Exercise instructions: Your task is to give the listing below back word for word, pictures excluded.

Records for this task:
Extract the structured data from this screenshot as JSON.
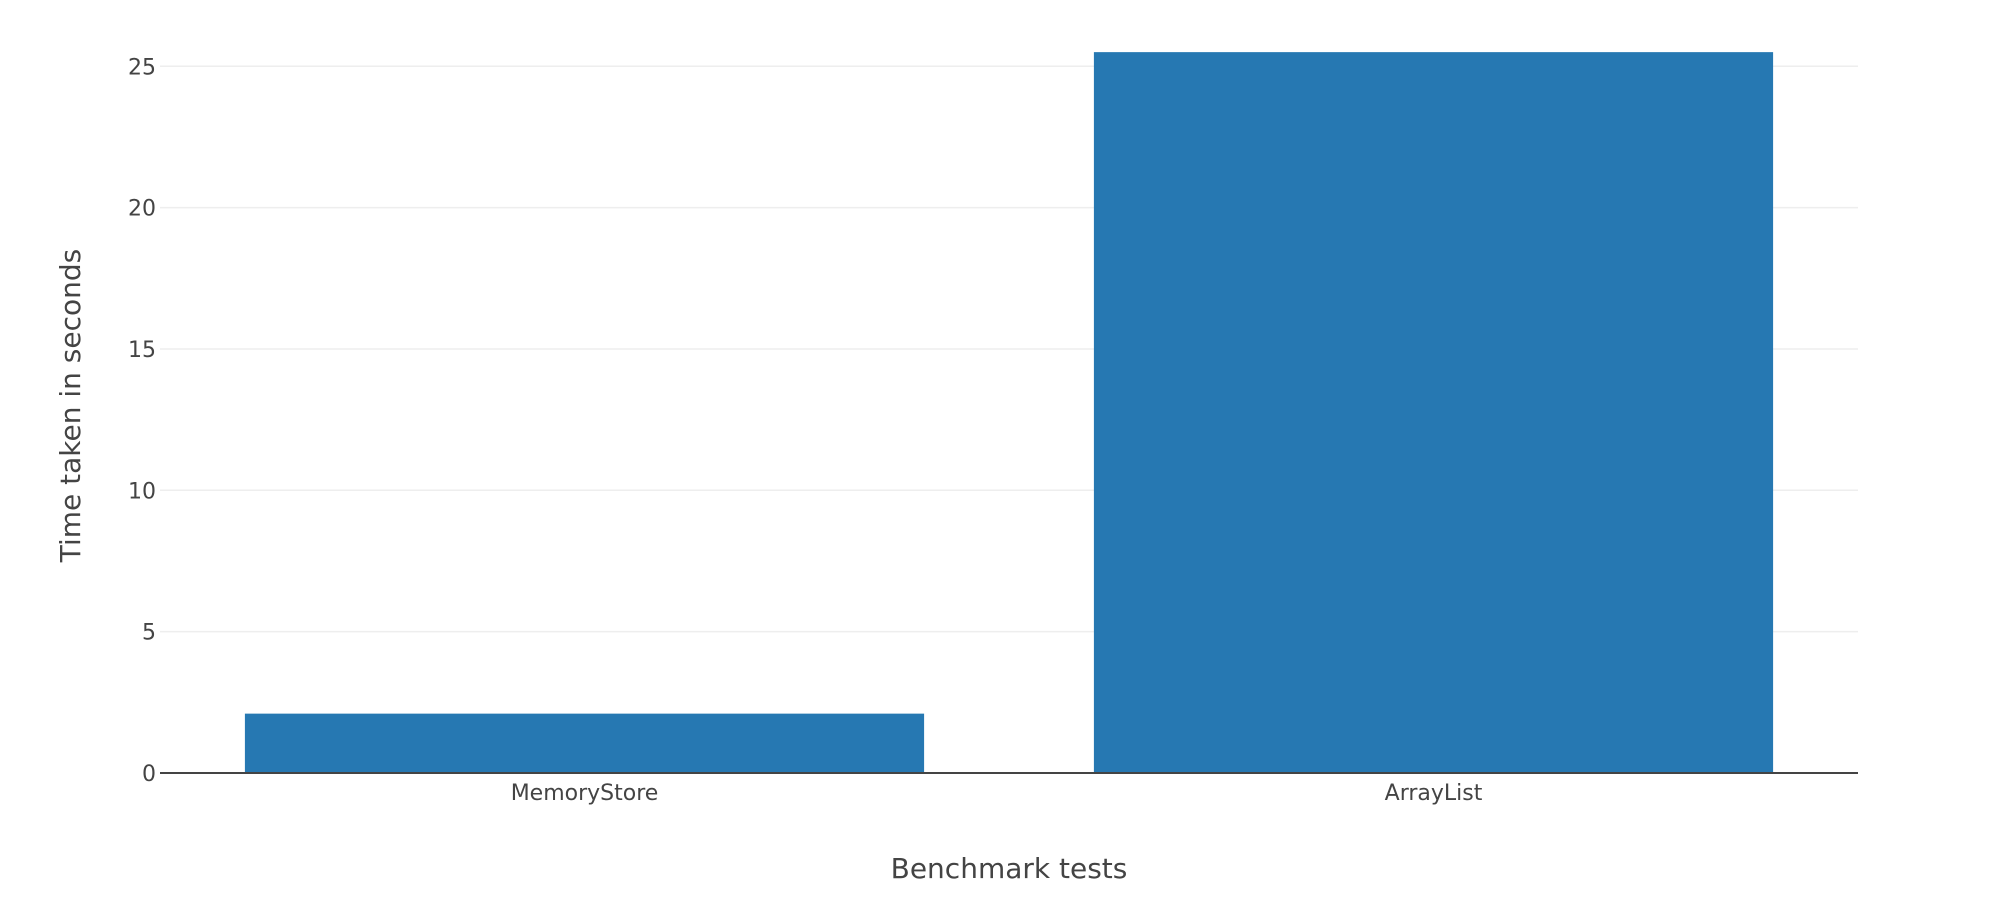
{
  "chart_data": {
    "type": "bar",
    "title": "",
    "xlabel": "Benchmark tests",
    "ylabel": "Time taken in seconds",
    "categories": [
      "MemoryStore",
      "ArrayList"
    ],
    "values": [
      2.1,
      25.5
    ],
    "ylim": [
      0,
      26.0
    ],
    "yticks": [
      0,
      5,
      10,
      15,
      20,
      25
    ],
    "grid": true,
    "legend": "none",
    "bar_color": "#2678b2"
  }
}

Exercise result:
Extract the structured data from this screenshot as JSON.
{
  "chart_data": {
    "type": "bar",
    "title": "",
    "xlabel": "Benchmark tests",
    "ylabel": "Time taken in seconds",
    "categories": [
      "MemoryStore",
      "ArrayList"
    ],
    "values": [
      2.1,
      25.5
    ],
    "ylim": [
      0,
      26.0
    ],
    "yticks": [
      0,
      5,
      10,
      15,
      20,
      25
    ],
    "grid": true,
    "legend": "none",
    "bar_color": "#2678b2"
  }
}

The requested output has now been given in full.